SELECTED TEXT:
>>>
[PD-dev] double precision Pd: .patch files, tests and benchmarks

katja katjavetter at gmail.com
Tue Oct 4 00:56:05 CEST 2011


On Mon, Oct 3, 2011 at 7:08 PM, katja <katjavetter at gmail.com> wrote:
> On Mon, Oct 3, 2011 at 6:21 PM, IOhannes m zmoelnig <zmoelnig at iem.at> wrote:
>
>> apropos performance:
>> on my i5 650 @ 3.2GHz, running debian
>> and trying to osc-delay-perfotest.pd (with only 400 osc-delay
>> abstractions, as 500 would max out the CPU in "new double" mode) i get:
>> original  : 28%
>> debian    : 31%
>> new single: 64%
>> new double: 86%
>
> Did you build new single / new double without any optimization?
> Makefile.am/in for Pd-0.43.1-test4 do not specify optimization. I
> compared using -O2 for all builds, like it is set for Pd-0.43-0.
>
> Katja
>

Update:

The rewritten code is more sensitive to optimization than the
original. On coreduo 1.83 GHz with Debian I could only run 200
osc-delay abstractions in osc-delay-perfotest.pd under worst
conditions. Compare these values from command top:

original:       69% with -O0,   47% with -O2   (no SSE)
<<<
Element placement data:
>>>
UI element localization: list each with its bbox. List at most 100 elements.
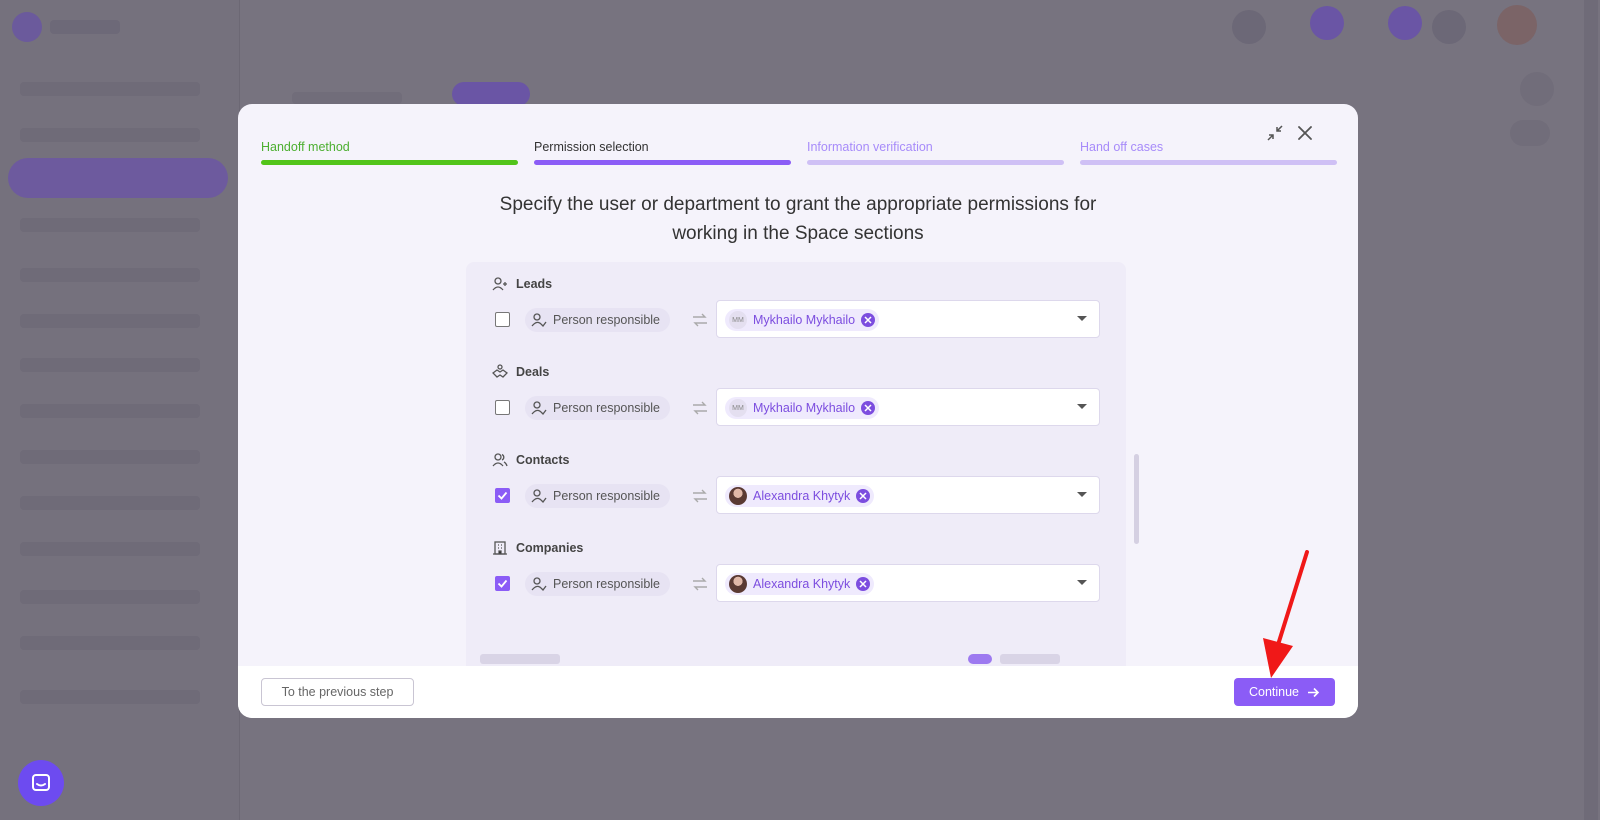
remove-icon <box>859 580 867 588</box>
background-top-icon <box>1310 6 1344 40</box>
heading-line-1: Specify the user or department to grant … <box>499 194 1097 215</box>
transfer-arrow-icon <box>693 577 707 591</box>
collapse-button[interactable] <box>1264 122 1286 144</box>
user-plus-icon <box>492 277 507 291</box>
leads-checkbox[interactable] <box>495 312 510 327</box>
user-photo-avatar <box>729 575 747 593</box>
user-tag: MM Mykhailo Mykhailo <box>725 397 880 419</box>
background-nav-item <box>20 218 200 232</box>
background-tab-active <box>452 82 530 106</box>
section-title: Deals <box>492 364 549 380</box>
background-nav-item <box>20 128 200 142</box>
chevron-down-icon <box>1077 316 1087 321</box>
users-icon <box>492 453 508 467</box>
background-nav-item <box>20 314 200 328</box>
chat-button[interactable] <box>18 760 64 806</box>
section-title-label: Deals <box>516 365 550 379</box>
user-tag: MM Mykhailo Mykhailo <box>725 309 880 331</box>
remove-icon <box>864 404 872 412</box>
assignee-select[interactable]: MM Mykhailo Mykhailo <box>716 300 1100 338</box>
section-contacts: Contacts Person responsible Alexandra Kh… <box>466 438 1126 526</box>
partial-toggle-label <box>1000 654 1060 664</box>
user-tag: Alexandra Khytyk <box>725 485 875 507</box>
background-pill <box>1510 120 1550 146</box>
background-avatar <box>1497 5 1537 45</box>
section-companies: Companies Person responsible Alexandra K… <box>466 526 1126 614</box>
section-title: Companies <box>492 540 583 556</box>
step-label: Information verification <box>807 140 933 154</box>
step-bar <box>534 160 791 165</box>
background-scrollbar <box>1584 0 1598 820</box>
permissions-list: Leads Person responsible MM Mykhailo Myk… <box>466 262 1126 702</box>
user-tag-name: Mykhailo Mykhailo <box>753 401 856 415</box>
remove-user-button[interactable] <box>861 401 876 415</box>
previous-step-button[interactable]: To the previous step <box>261 678 414 706</box>
step-permission-selection[interactable]: Permission selection <box>534 140 791 165</box>
background-sidebar <box>0 0 240 820</box>
user-tag-name: Alexandra Khytyk <box>753 577 851 591</box>
role-chip-label: Person responsible <box>553 489 661 503</box>
role-chip: Person responsible <box>525 572 671 596</box>
remove-icon <box>859 492 867 500</box>
section-deals: Deals Person responsible MM Mykhailo Myk… <box>466 350 1126 438</box>
building-icon <box>493 541 507 555</box>
chat-icon <box>32 774 50 791</box>
partial-toggle[interactable] <box>968 654 992 664</box>
companies-checkbox[interactable] <box>495 576 510 591</box>
user-check-icon <box>531 401 547 415</box>
role-chip: Person responsible <box>525 484 671 508</box>
assignee-select[interactable]: Alexandra Khytyk <box>716 476 1100 514</box>
step-information-verification[interactable]: Information verification <box>807 140 1064 165</box>
check-icon <box>497 491 508 500</box>
progress-steps: Handoff method Permission selection Info… <box>261 140 1337 165</box>
background-nav-item <box>20 636 200 650</box>
transfer-arrow-icon <box>693 489 707 503</box>
close-icon <box>1298 126 1312 140</box>
background-nav-item <box>20 268 200 282</box>
background-circle <box>1520 72 1554 106</box>
assignee-select[interactable]: MM Mykhailo Mykhailo <box>716 388 1100 426</box>
check-icon <box>497 579 508 588</box>
user-initials-avatar: MM <box>729 311 747 329</box>
remove-user-button[interactable] <box>861 313 876 327</box>
remove-user-button[interactable] <box>856 577 871 591</box>
user-check-icon <box>531 489 547 503</box>
app-logo <box>12 12 42 42</box>
transfer-arrow-icon <box>693 401 707 415</box>
background-nav-item <box>20 590 200 604</box>
background-top-icon <box>1432 10 1466 44</box>
background-nav-item <box>20 450 200 464</box>
step-label: Permission selection <box>534 140 649 154</box>
background-tab <box>292 92 402 104</box>
step-handoff-method[interactable]: Handoff method <box>261 140 518 165</box>
step-label: Handoff method <box>261 140 350 154</box>
list-scrollbar[interactable] <box>1134 454 1139 544</box>
annotation-arrow-icon <box>1263 550 1309 678</box>
assignee-select[interactable]: Alexandra Khytyk <box>716 564 1100 602</box>
role-chip-label: Person responsible <box>553 577 661 591</box>
chevron-down-icon <box>1077 580 1087 585</box>
remove-user-button[interactable] <box>856 489 871 503</box>
close-button[interactable] <box>1294 122 1316 144</box>
section-leads: Leads Person responsible MM Mykhailo Myk… <box>466 262 1126 350</box>
contacts-checkbox[interactable] <box>495 488 510 503</box>
role-chip-label: Person responsible <box>553 313 661 327</box>
collapse-icon <box>1267 125 1283 141</box>
section-title-label: Companies <box>516 541 584 555</box>
chevron-down-icon <box>1077 492 1087 497</box>
handshake-icon <box>492 364 508 378</box>
section-title: Contacts <box>492 452 569 468</box>
background-nav-item <box>20 542 200 556</box>
background-nav-item <box>20 690 200 704</box>
deals-checkbox[interactable] <box>495 400 510 415</box>
step-bar <box>1080 160 1337 165</box>
user-check-icon <box>531 313 547 327</box>
chevron-down-icon <box>1077 404 1087 409</box>
background-nav-item <box>20 82 200 96</box>
remove-icon <box>864 316 872 324</box>
step-bar <box>261 160 518 165</box>
continue-button[interactable]: Continue <box>1234 678 1335 706</box>
user-tag: Alexandra Khytyk <box>725 573 875 595</box>
background-nav-item <box>20 496 200 510</box>
user-tag-name: Alexandra Khytyk <box>753 489 851 503</box>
<<<
Say whether each statement agrees with the post about double precision Pd, answering yes or no and quoting the words of the post that decide it. (a) On the i5 650, the "new double" build used 86% of the CPU. (b) The Makefile.am/in for Pd-0.43.1-test4 set -O2 optimization. (c) On the coreduo 1.83 GHz machine, only 200 osc-delay abstractions could be run under worst conditions.

SOLUTION FOR THIS TASK:
(a) Yes: "new double: 86%"
(b) No: "Makefile.am/in for Pd-0.43.1-test4 do not specify optimization."
(c) Yes: "I could only run 200 osc-delay abstractions in osc-delay-perfotest.pd under worst conditions."